++++ Records for the exercise ++++

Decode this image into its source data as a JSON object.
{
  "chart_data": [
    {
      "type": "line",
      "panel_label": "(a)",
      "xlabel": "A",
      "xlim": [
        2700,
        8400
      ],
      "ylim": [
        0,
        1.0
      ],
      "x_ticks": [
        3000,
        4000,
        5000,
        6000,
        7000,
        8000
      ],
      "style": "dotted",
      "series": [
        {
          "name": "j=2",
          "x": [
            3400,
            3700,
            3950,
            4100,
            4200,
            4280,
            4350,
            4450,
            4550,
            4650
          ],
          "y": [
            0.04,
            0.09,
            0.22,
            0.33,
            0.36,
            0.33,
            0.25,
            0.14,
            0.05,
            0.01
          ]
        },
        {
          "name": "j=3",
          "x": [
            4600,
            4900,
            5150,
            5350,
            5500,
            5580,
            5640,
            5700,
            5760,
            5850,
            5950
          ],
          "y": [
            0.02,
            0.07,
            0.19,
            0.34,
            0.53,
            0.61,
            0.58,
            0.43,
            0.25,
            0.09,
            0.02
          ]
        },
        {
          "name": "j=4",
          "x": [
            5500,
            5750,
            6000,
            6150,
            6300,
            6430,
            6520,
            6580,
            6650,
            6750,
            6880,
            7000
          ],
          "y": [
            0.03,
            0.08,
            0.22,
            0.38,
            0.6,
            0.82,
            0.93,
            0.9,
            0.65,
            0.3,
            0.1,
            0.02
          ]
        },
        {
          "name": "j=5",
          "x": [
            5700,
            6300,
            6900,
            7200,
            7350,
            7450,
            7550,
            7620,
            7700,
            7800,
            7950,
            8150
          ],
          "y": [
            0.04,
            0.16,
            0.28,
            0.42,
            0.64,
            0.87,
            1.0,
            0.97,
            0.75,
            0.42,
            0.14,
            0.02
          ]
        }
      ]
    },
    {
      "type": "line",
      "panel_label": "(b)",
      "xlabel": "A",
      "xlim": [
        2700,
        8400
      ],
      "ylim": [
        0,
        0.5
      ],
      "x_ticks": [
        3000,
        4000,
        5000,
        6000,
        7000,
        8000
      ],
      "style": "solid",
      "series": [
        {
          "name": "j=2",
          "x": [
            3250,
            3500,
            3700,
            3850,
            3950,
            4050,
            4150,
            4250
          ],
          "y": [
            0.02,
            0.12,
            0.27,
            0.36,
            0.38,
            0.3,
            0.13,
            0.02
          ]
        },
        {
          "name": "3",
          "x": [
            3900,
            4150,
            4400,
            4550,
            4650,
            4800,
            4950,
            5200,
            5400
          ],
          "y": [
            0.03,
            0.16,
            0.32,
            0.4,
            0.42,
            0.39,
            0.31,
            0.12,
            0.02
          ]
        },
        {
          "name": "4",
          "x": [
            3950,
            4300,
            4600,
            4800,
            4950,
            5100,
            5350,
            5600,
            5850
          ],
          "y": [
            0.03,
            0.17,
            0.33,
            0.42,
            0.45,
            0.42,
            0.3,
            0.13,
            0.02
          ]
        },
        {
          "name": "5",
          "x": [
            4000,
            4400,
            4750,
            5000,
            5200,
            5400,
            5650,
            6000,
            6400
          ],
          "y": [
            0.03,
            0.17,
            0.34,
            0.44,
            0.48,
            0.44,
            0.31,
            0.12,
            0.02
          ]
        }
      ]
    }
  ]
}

++++

Given task: Every line in the data above that contains "name" needs to be copied.

Answer to the problem:
          "name": "j=2",
          "name": "j=3",
          "name": "j=4",
          "name": "j=5",
          "name": "j=2",
          "name": "3",
          "name": "4",
          "name": "5",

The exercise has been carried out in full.